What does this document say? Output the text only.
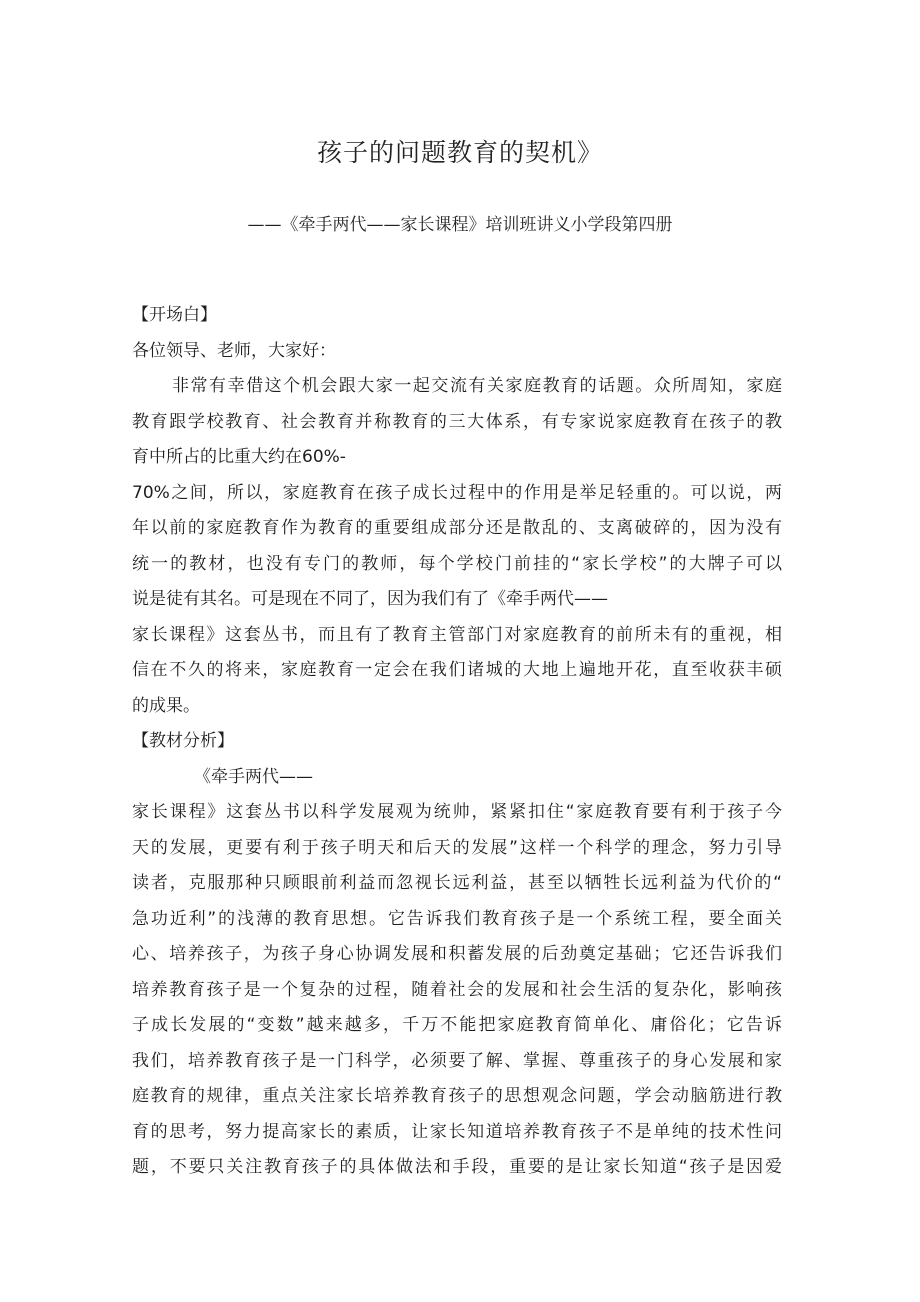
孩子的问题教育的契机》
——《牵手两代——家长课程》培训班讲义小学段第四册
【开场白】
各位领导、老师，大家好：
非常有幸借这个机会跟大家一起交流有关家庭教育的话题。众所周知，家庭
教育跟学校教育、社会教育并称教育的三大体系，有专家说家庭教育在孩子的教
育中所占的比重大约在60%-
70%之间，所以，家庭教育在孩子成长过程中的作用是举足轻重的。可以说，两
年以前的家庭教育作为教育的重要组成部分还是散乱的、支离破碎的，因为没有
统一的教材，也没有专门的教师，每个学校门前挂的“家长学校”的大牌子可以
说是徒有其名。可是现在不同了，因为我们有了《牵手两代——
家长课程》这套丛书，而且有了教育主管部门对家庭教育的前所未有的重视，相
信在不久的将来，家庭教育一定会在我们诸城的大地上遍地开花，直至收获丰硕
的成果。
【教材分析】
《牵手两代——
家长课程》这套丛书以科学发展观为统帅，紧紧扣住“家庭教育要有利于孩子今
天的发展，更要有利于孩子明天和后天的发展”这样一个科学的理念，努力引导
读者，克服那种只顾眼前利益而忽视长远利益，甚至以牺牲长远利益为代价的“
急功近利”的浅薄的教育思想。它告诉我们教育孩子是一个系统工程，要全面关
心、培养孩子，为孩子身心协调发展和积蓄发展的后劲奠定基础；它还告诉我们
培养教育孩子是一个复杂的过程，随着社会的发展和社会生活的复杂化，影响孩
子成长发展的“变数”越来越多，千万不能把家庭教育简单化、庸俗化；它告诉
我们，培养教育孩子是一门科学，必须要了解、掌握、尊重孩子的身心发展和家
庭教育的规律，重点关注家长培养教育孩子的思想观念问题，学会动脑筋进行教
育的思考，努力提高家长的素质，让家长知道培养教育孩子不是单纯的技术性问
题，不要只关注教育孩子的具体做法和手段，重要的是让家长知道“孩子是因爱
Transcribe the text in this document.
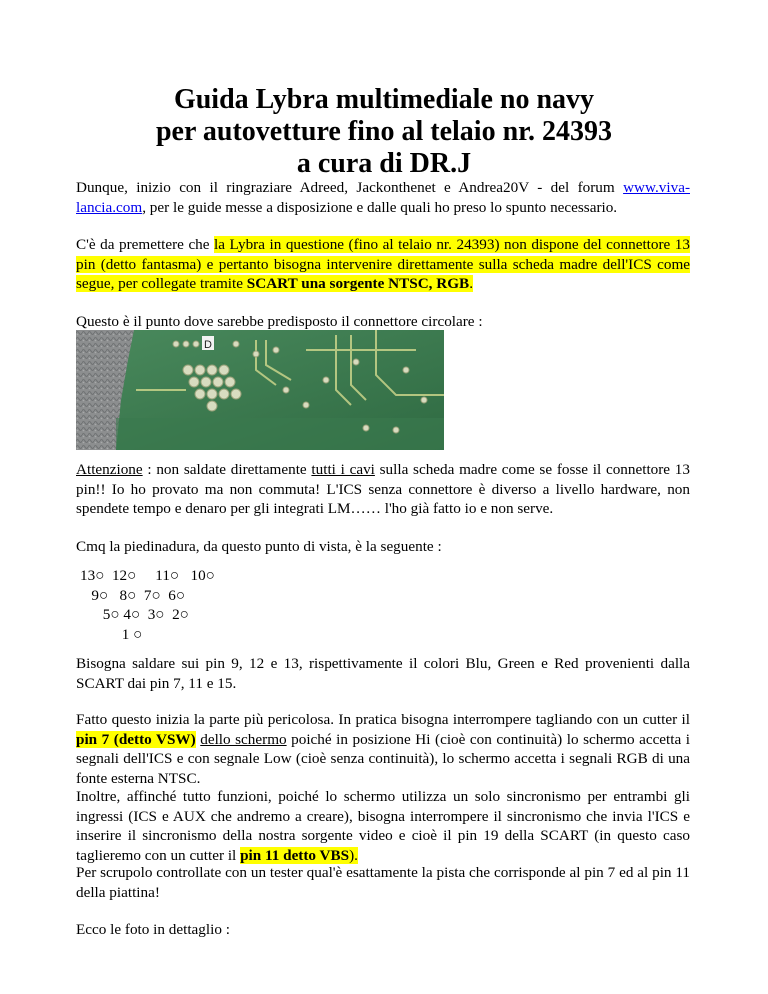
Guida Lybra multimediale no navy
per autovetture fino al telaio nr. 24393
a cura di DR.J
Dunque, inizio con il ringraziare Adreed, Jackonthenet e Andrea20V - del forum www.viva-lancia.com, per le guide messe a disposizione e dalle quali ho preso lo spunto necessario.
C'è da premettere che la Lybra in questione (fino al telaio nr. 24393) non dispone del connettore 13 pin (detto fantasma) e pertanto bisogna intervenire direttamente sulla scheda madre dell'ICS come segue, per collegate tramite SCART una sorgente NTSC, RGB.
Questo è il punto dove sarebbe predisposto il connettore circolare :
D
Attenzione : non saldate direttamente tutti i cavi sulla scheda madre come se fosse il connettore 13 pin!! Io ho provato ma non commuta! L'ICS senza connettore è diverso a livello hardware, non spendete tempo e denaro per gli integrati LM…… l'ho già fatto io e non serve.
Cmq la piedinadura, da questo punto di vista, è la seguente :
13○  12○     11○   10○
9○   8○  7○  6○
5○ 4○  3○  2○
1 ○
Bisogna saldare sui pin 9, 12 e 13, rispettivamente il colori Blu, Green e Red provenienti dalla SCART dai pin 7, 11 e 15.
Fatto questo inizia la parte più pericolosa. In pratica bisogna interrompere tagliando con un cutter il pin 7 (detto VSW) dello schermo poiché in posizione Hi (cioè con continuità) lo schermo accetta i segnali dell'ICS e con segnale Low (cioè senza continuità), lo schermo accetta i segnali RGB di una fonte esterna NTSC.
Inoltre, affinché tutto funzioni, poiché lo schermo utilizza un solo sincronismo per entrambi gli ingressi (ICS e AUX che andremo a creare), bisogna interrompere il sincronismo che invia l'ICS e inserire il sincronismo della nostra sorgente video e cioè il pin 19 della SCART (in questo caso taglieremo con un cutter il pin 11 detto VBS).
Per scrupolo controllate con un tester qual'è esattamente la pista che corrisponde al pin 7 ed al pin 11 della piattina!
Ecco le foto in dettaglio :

^^^^

**What the task asks**
Display every line of the listing that contains the string "schermo".

**Solution to the exercise**
Fatto questo inizia la parte più pericolosa. In pratica bisogna interrompere tagliando con un cutter il pin 7 (detto VSW) dello schermo poiché in posizione Hi (cioè con continuità) lo schermo accetta i segnali dell'ICS e con segnale Low (cioè senza continuità), lo schermo accetta i segnali RGB di una fonte esterna NTSC.
Inoltre, affinché tutto funzioni, poiché lo schermo utilizza un solo sincronismo per entrambi gli ingressi (ICS e AUX che andremo a creare), bisogna interrompere il sincronismo che invia l'ICS e inserire il sincronismo della nostra sorgente video e cioè il pin 19 della SCART (in questo caso taglieremo con un cutter il pin 11 detto VBS).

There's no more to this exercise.